**What the task asks**
Start with the line containing "Enumerate this screenshot's" and write out each line through the end of the listing, exactly as given.

-- start Data for processing --

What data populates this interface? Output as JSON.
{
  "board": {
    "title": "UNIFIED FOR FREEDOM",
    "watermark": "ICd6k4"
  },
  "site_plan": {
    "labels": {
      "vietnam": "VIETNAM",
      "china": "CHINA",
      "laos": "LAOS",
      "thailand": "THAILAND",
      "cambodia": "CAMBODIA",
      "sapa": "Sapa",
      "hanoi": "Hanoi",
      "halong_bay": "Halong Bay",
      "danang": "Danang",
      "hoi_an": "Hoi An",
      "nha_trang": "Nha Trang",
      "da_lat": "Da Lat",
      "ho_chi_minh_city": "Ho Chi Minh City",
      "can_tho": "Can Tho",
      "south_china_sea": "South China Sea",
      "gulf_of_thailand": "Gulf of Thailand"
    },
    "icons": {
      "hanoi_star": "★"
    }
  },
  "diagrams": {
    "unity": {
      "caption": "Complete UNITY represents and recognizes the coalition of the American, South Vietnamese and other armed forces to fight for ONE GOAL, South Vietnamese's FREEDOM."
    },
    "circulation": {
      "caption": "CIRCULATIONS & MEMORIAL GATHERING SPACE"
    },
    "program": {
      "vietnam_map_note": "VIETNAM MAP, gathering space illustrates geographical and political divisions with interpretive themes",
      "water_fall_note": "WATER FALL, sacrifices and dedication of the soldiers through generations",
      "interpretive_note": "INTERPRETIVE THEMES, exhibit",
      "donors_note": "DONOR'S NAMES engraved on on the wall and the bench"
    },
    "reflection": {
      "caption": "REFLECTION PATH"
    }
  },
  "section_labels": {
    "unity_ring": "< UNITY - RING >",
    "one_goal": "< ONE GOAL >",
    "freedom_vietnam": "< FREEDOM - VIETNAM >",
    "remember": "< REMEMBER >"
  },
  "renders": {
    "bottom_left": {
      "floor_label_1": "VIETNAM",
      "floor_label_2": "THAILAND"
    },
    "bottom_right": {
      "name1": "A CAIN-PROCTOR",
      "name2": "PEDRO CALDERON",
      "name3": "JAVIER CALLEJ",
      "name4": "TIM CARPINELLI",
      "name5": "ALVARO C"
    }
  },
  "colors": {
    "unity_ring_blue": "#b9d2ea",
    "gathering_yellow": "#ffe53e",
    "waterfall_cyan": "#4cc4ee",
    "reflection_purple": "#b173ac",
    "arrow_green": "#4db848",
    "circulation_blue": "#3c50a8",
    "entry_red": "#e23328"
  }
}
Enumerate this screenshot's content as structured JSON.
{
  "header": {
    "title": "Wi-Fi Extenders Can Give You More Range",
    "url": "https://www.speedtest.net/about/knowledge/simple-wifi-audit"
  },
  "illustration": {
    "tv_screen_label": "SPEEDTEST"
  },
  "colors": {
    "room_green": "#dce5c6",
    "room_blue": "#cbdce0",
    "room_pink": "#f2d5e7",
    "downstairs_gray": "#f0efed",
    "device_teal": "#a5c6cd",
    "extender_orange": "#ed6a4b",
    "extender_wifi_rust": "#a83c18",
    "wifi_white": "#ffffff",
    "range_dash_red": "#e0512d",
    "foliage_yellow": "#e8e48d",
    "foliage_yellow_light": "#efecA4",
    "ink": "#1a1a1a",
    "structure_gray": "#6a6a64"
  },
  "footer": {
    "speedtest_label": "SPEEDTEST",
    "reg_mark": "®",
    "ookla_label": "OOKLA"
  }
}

-- end Data for processing --

**Answer in full**
Enumerate this screenshot's content as structured JSON.
{
  "header": {
    "title": "Wi-Fi Extenders Can Give You More Range",
    "url": "https://www.speedtest.net/about/knowledge/simple-wifi-audit"
  },
  "illustration": {
    "tv_screen_label": "SPEEDTEST"
  },
  "colors": {
    "room_green": "#dce5c6",
    "room_blue": "#cbdce0",
    "room_pink": "#f2d5e7",
    "downstairs_gray": "#f0efed",
    "device_teal": "#a5c6cd",
    "extender_orange": "#ed6a4b",
    "extender_wifi_rust": "#a83c18",
    "wifi_white": "#ffffff",
    "range_dash_red": "#e0512d",
    "foliage_yellow": "#e8e48d",
    "foliage_yellow_light": "#efecA4",
    "ink": "#1a1a1a",
    "structure_gray": "#6a6a64"
  },
  "footer": {
    "speedtest_label": "SPEEDTEST",
    "reg_mark": "®",
    "ookla_label": "OOKLA"
  }
}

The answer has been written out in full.